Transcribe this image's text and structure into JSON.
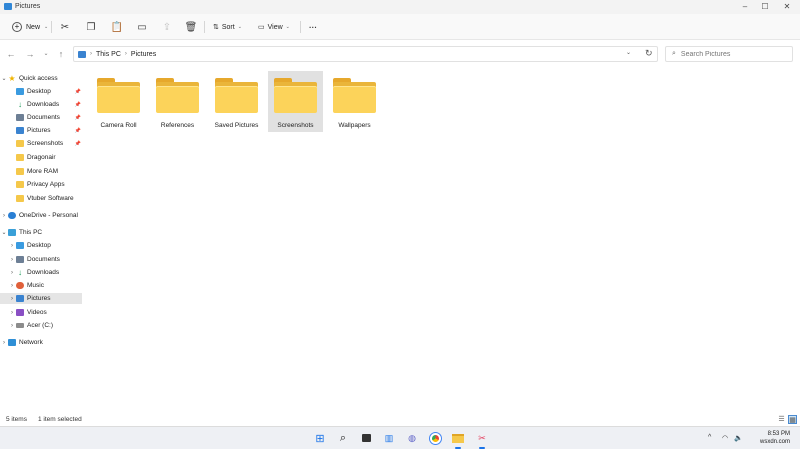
{
  "window": {
    "title": "Pictures",
    "controls": [
      "minimize-icon",
      "maximize-icon",
      "close-icon"
    ]
  },
  "toolbar": {
    "new_label": "New",
    "sort_label": "Sort",
    "view_label": "View",
    "more_label": "···",
    "icons": [
      "cut-icon",
      "copy-icon",
      "paste-icon",
      "rename-icon",
      "share-icon",
      "delete-icon"
    ]
  },
  "address": {
    "crumbs": [
      "This PC",
      "Pictures"
    ],
    "search_placeholder": "Search Pictures"
  },
  "sidebar": {
    "quick_access": {
      "label": "Quick access",
      "items": [
        {
          "label": "Desktop",
          "icon": "desktop-icon",
          "pinned": true
        },
        {
          "label": "Downloads",
          "icon": "downloads-icon",
          "pinned": true
        },
        {
          "label": "Documents",
          "icon": "documents-icon",
          "pinned": true
        },
        {
          "label": "Pictures",
          "icon": "pictures-icon",
          "pinned": true
        },
        {
          "label": "Screenshots",
          "icon": "folder-icon",
          "pinned": true
        },
        {
          "label": "Dragonair",
          "icon": "folder-icon",
          "pinned": false
        },
        {
          "label": "More RAM",
          "icon": "folder-icon",
          "pinned": false
        },
        {
          "label": "Privacy Apps",
          "icon": "folder-icon",
          "pinned": false
        },
        {
          "label": "Vtuber Software",
          "icon": "folder-icon",
          "pinned": false
        }
      ]
    },
    "onedrive": {
      "label": "OneDrive - Personal"
    },
    "this_pc": {
      "label": "This PC",
      "items": [
        {
          "label": "Desktop",
          "icon": "desktop-icon"
        },
        {
          "label": "Documents",
          "icon": "documents-icon"
        },
        {
          "label": "Downloads",
          "icon": "downloads-icon"
        },
        {
          "label": "Music",
          "icon": "music-icon"
        },
        {
          "label": "Pictures",
          "icon": "pictures-icon",
          "selected": true
        },
        {
          "label": "Videos",
          "icon": "videos-icon"
        },
        {
          "label": "Acer (C:)",
          "icon": "drive-icon"
        }
      ]
    },
    "network": {
      "label": "Network"
    }
  },
  "folders": [
    {
      "name": "Camera Roll",
      "selected": false
    },
    {
      "name": "References",
      "selected": false
    },
    {
      "name": "Saved Pictures",
      "selected": false
    },
    {
      "name": "Screenshots",
      "selected": true
    },
    {
      "name": "Wallpapers",
      "selected": false
    }
  ],
  "status": {
    "item_count": "5 items",
    "selection": "1 item selected"
  },
  "taskbar": {
    "icons": [
      "start-icon",
      "search-icon",
      "task-view-icon",
      "widgets-icon",
      "chat-icon",
      "chrome-icon",
      "file-explorer-icon",
      "snipping-tool-icon"
    ],
    "time": "8:53 PM",
    "date": "wsxdn.com"
  },
  "colors": {
    "folder": "#fcd35a",
    "selection": "#e1e1e1",
    "accent": "#1a73e8"
  }
}
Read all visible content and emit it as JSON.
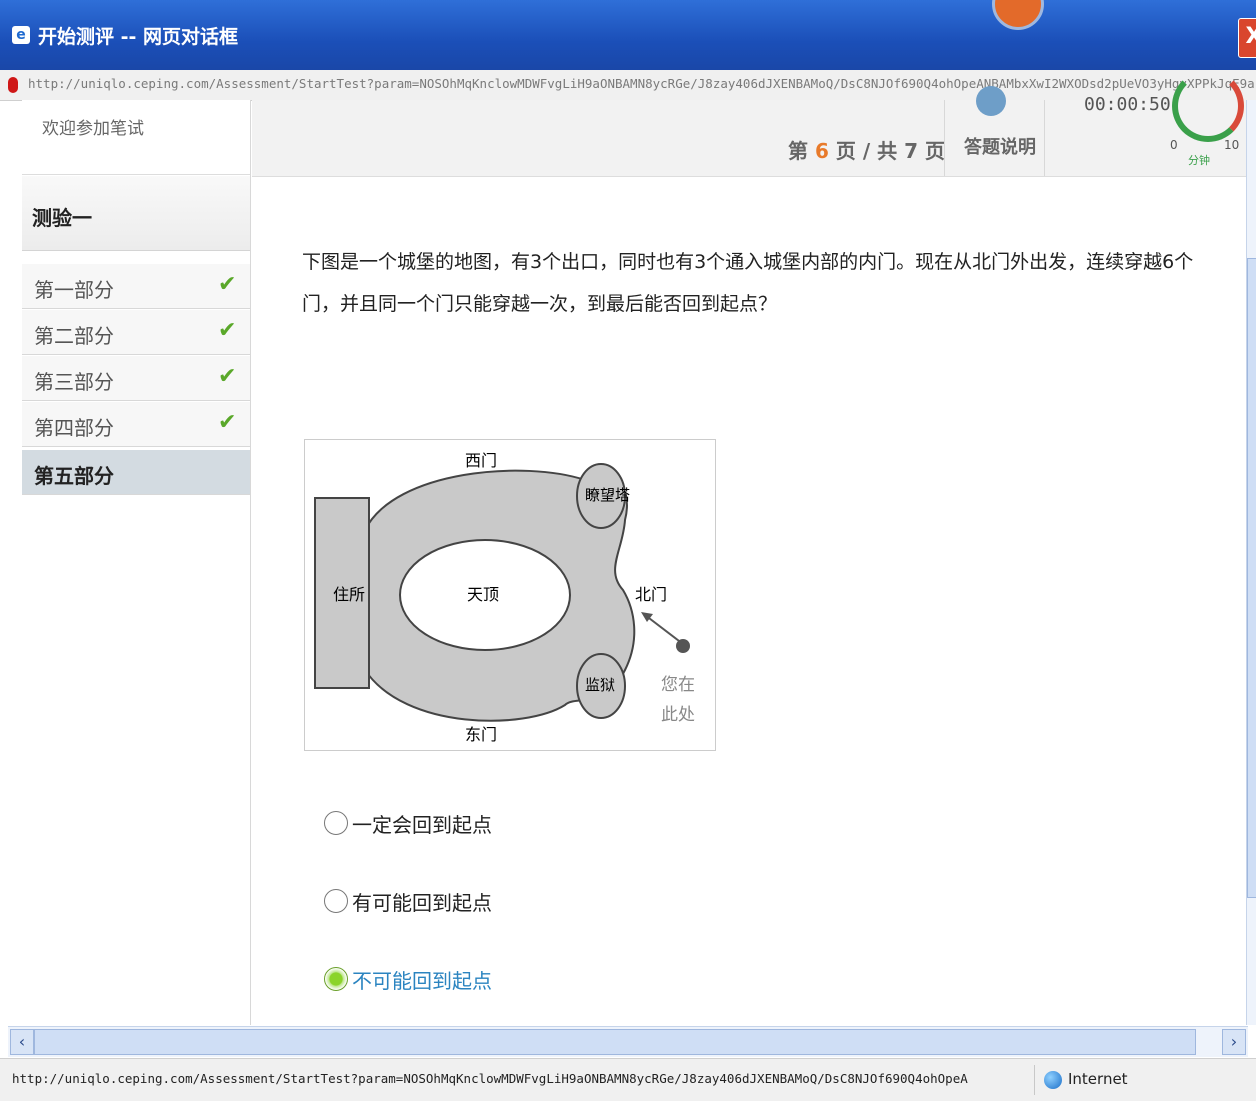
{
  "window": {
    "title": "开始测评 -- 网页对话框",
    "close_glyph": "X",
    "address_url": "http://uniqlo.ceping.com/Assessment/StartTest?param=NOSOhMqKnclowMDWFvgLiH9aONBAMN8ycRGe/J8zay406dJXENBAMoQ/DsC8NJOf690Q4ohOpeANBAMbxXwI2WXODsd2pUeVO3yHgvXPPkJqE9a/",
    "status_url": "http://uniqlo.ceping.com/Assessment/StartTest?param=NOSOhMqKnclowMDWFvgLiH9aONBAMN8ycRGe/J8zay406dJXENBAMoQ/DsC8NJOf690Q4ohOpeA",
    "zone": "Internet"
  },
  "sidebar": {
    "welcome": "欢迎参加笔试",
    "test_title": "测验一",
    "parts": [
      {
        "label": "第一部分",
        "done": true
      },
      {
        "label": "第二部分",
        "done": true
      },
      {
        "label": "第三部分",
        "done": true
      },
      {
        "label": "第四部分",
        "done": true
      },
      {
        "label": "第五部分",
        "done": false
      }
    ],
    "check_glyph": "✔"
  },
  "header": {
    "page_prefix": "第",
    "page_current": "6",
    "page_mid": "页 / 共",
    "page_total": "7",
    "page_suffix": "页",
    "help_label": "答题说明",
    "timer": "00:00:50",
    "gauge_min": "0",
    "gauge_max": "10",
    "gauge_unit": "分钟"
  },
  "question": {
    "text": "下图是一个城堡的地图，有3个出口，同时也有3个通入城堡内部的内门。现在从北门外出发，连续穿越6个门，并且同一个门只能穿越一次，到最后能否回到起点？",
    "map_labels": {
      "west_gate": "西门",
      "east_gate": "东门",
      "north_gate": "北门",
      "tower": "瞭望塔",
      "residence": "住所",
      "courtyard": "天顶",
      "prison": "监狱",
      "you_are_here_1": "您在",
      "you_are_here_2": "此处"
    }
  },
  "options": [
    {
      "label": "一定会回到起点",
      "selected": false
    },
    {
      "label": "有可能回到起点",
      "selected": false
    },
    {
      "label": "不可能回到起点",
      "selected": true
    }
  ],
  "colors": {
    "accent": "#e87a2a",
    "selected_text": "#2b84c0",
    "check": "#5aa82a",
    "titlebar": "#1b4fb8"
  }
}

- DIRECTION -
Print all of the records shown above exactly, leaving out each picture.

- ANSWER TO THIS EXERCISE -
Transcribe this image's text and structure into JSON.
{
  "window": {
    "title": "Pictures",
    "controls": [
      "minimize-icon",
      "maximize-icon",
      "close-icon"
    ]
  },
  "toolbar": {
    "new_label": "New",
    "sort_label": "Sort",
    "view_label": "View",
    "more_label": "···",
    "icons": [
      "cut-icon",
      "copy-icon",
      "paste-icon",
      "rename-icon",
      "share-icon",
      "delete-icon"
    ]
  },
  "address": {
    "crumbs": [
      "This PC",
      "Pictures"
    ],
    "search_placeholder": "Search Pictures"
  },
  "sidebar": {
    "quick_access": {
      "label": "Quick access",
      "items": [
        {
          "label": "Desktop",
          "icon": "desktop-icon",
          "pinned": true
        },
        {
          "label": "Downloads",
          "icon": "downloads-icon",
          "pinned": true
        },
        {
          "label": "Documents",
          "icon": "documents-icon",
          "pinned": true
        },
        {
          "label": "Pictures",
          "icon": "pictures-icon",
          "pinned": true
        },
        {
          "label": "Screenshots",
          "icon": "folder-icon",
          "pinned": true
        },
        {
          "label": "Dragonair",
          "icon": "folder-icon",
          "pinned": false
        },
        {
          "label": "More RAM",
          "icon": "folder-icon",
          "pinned": false
        },
        {
          "label": "Privacy Apps",
          "icon": "folder-icon",
          "pinned": false
        },
        {
          "label": "Vtuber Software",
          "icon": "folder-icon",
          "pinned": false
        }
      ]
    },
    "onedrive": {
      "label": "OneDrive - Personal"
    },
    "this_pc": {
      "label": "This PC",
      "items": [
        {
          "label": "Desktop",
          "icon": "desktop-icon"
        },
        {
          "label": "Documents",
          "icon": "documents-icon"
        },
        {
          "label": "Downloads",
          "icon": "downloads-icon"
        },
        {
          "label": "Music",
          "icon": "music-icon"
        },
        {
          "label": "Pictures",
          "icon": "pictures-icon",
          "selected": true
        },
        {
          "label": "Videos",
          "icon": "videos-icon"
        },
        {
          "label": "Acer (C:)",
          "icon": "drive-icon"
        }
      ]
    },
    "network": {
      "label": "Network"
    }
  },
  "folders": [
    {
      "name": "Camera Roll",
      "selected": false
    },
    {
      "name": "References",
      "selected": false
    },
    {
      "name": "Saved Pictures",
      "selected": false
    },
    {
      "name": "Screenshots",
      "selected": true
    },
    {
      "name": "Wallpapers",
      "selected": false
    }
  ],
  "status": {
    "item_count": "5 items",
    "selection": "1 item selected"
  },
  "taskbar": {
    "icons": [
      "start-icon",
      "search-icon",
      "task-view-icon",
      "widgets-icon",
      "chat-icon",
      "chrome-icon",
      "file-explorer-icon",
      "snipping-tool-icon"
    ],
    "time": "8:53 PM",
    "date": "wsxdn.com"
  },
  "colors": {
    "folder": "#fcd35a",
    "selection": "#e1e1e1",
    "accent": "#1a73e8"
  }
}
Read all visible content and emit it as JSON.
{
  "window": {
    "title": "开始测评 -- 网页对话框",
    "close_glyph": "X",
    "address_url": "http://uniqlo.ceping.com/Assessment/StartTest?param=NOSOhMqKnclowMDWFvgLiH9aONBAMN8ycRGe/J8zay406dJXENBAMoQ/DsC8NJOf690Q4ohOpeANBAMbxXwI2WXODsd2pUeVO3yHgvXPPkJqE9a/",
    "status_url": "http://uniqlo.ceping.com/Assessment/StartTest?param=NOSOhMqKnclowMDWFvgLiH9aONBAMN8ycRGe/J8zay406dJXENBAMoQ/DsC8NJOf690Q4ohOpeA",
    "zone": "Internet"
  },
  "sidebar": {
    "welcome": "欢迎参加笔试",
    "test_title": "测验一",
    "parts": [
      {
        "label": "第一部分",
        "done": true
      },
      {
        "label": "第二部分",
        "done": true
      },
      {
        "label": "第三部分",
        "done": true
      },
      {
        "label": "第四部分",
        "done": true
      },
      {
        "label": "第五部分",
        "done": false
      }
    ],
    "check_glyph": "✔"
  },
  "header": {
    "page_prefix": "第",
    "page_current": "6",
    "page_mid": "页 / 共",
    "page_total": "7",
    "page_suffix": "页",
    "help_label": "答题说明",
    "timer": "00:00:50",
    "gauge_min": "0",
    "gauge_max": "10",
    "gauge_unit": "分钟"
  },
  "question": {
    "text": "下图是一个城堡的地图，有3个出口，同时也有3个通入城堡内部的内门。现在从北门外出发，连续穿越6个门，并且同一个门只能穿越一次，到最后能否回到起点？",
    "map_labels": {
      "west_gate": "西门",
      "east_gate": "东门",
      "north_gate": "北门",
      "tower": "瞭望塔",
      "residence": "住所",
      "courtyard": "天顶",
      "prison": "监狱",
      "you_are_here_1": "您在",
      "you_are_here_2": "此处"
    }
  },
  "options": [
    {
      "label": "一定会回到起点",
      "selected": false
    },
    {
      "label": "有可能回到起点",
      "selected": false
    },
    {
      "label": "不可能回到起点",
      "selected": true
    }
  ],
  "colors": {
    "accent": "#e87a2a",
    "selected_text": "#2b84c0",
    "check": "#5aa82a",
    "titlebar": "#1b4fb8"
  }
}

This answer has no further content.